- [What you have to do]: What follows is a set of entries. Repeat them exactly, but not their pictures.
··· Stored data
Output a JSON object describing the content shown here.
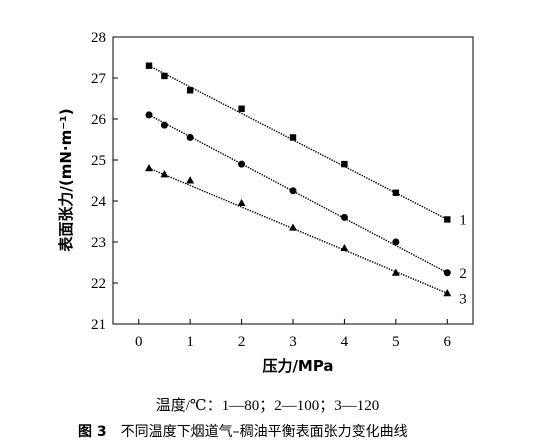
{
  "chart_data": {
    "type": "scatter",
    "xlabel": "压力/MPa",
    "ylabel": "表面张力/(mN·m⁻¹)",
    "xlim": [
      -0.5,
      6.5
    ],
    "ylim": [
      21,
      28
    ],
    "xticks": [
      0,
      1,
      2,
      3,
      4,
      5,
      6
    ],
    "yticks": [
      21,
      22,
      23,
      24,
      25,
      26,
      27,
      28
    ],
    "grid": false,
    "series": [
      {
        "name": "1",
        "marker": "square",
        "x": [
          0.2,
          0.5,
          1,
          2,
          3,
          4,
          5,
          6
        ],
        "y": [
          27.3,
          27.05,
          26.7,
          26.25,
          25.55,
          24.9,
          24.2,
          23.55
        ]
      },
      {
        "name": "2",
        "marker": "circle",
        "x": [
          0.2,
          0.5,
          1,
          2,
          3,
          4,
          5,
          6
        ],
        "y": [
          26.1,
          25.85,
          25.55,
          24.9,
          24.25,
          23.6,
          23.0,
          22.25
        ]
      },
      {
        "name": "3",
        "marker": "triangle",
        "x": [
          0.2,
          0.5,
          1,
          2,
          3,
          4,
          5,
          6
        ],
        "y": [
          24.8,
          24.65,
          24.5,
          23.95,
          23.35,
          22.85,
          22.25,
          21.75
        ]
      }
    ],
    "fit_lines": [
      {
        "series": "1",
        "from": [
          0.2,
          27.3
        ],
        "to": [
          6,
          23.55
        ]
      },
      {
        "series": "2",
        "from": [
          0.2,
          26.1
        ],
        "to": [
          6,
          22.25
        ]
      },
      {
        "series": "3",
        "from": [
          0.2,
          24.8
        ],
        "to": [
          6,
          21.75
        ]
      }
    ]
  },
  "legend_note": "温度/℃：1—80；2—100；3—120",
  "caption": {
    "figure_number": "图 3",
    "text": "不同温度下烟道气–稠油平衡表面张力变化曲线"
  }
}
······
- [Complete output]:
Output a JSON object describing the content shown here.
{
  "chart_data": {
    "type": "scatter",
    "xlabel": "压力/MPa",
    "ylabel": "表面张力/(mN·m⁻¹)",
    "xlim": [
      -0.5,
      6.5
    ],
    "ylim": [
      21,
      28
    ],
    "xticks": [
      0,
      1,
      2,
      3,
      4,
      5,
      6
    ],
    "yticks": [
      21,
      22,
      23,
      24,
      25,
      26,
      27,
      28
    ],
    "grid": false,
    "series": [
      {
        "name": "1",
        "marker": "square",
        "x": [
          0.2,
          0.5,
          1,
          2,
          3,
          4,
          5,
          6
        ],
        "y": [
          27.3,
          27.05,
          26.7,
          26.25,
          25.55,
          24.9,
          24.2,
          23.55
        ]
      },
      {
        "name": "2",
        "marker": "circle",
        "x": [
          0.2,
          0.5,
          1,
          2,
          3,
          4,
          5,
          6
        ],
        "y": [
          26.1,
          25.85,
          25.55,
          24.9,
          24.25,
          23.6,
          23.0,
          22.25
        ]
      },
      {
        "name": "3",
        "marker": "triangle",
        "x": [
          0.2,
          0.5,
          1,
          2,
          3,
          4,
          5,
          6
        ],
        "y": [
          24.8,
          24.65,
          24.5,
          23.95,
          23.35,
          22.85,
          22.25,
          21.75
        ]
      }
    ],
    "fit_lines": [
      {
        "series": "1",
        "from": [
          0.2,
          27.3
        ],
        "to": [
          6,
          23.55
        ]
      },
      {
        "series": "2",
        "from": [
          0.2,
          26.1
        ],
        "to": [
          6,
          22.25
        ]
      },
      {
        "series": "3",
        "from": [
          0.2,
          24.8
        ],
        "to": [
          6,
          21.75
        ]
      }
    ]
  },
  "legend_note": "温度/℃：1—80；2—100；3—120",
  "caption": {
    "figure_number": "图 3",
    "text": "不同温度下烟道气–稠油平衡表面张力变化曲线"
  }
}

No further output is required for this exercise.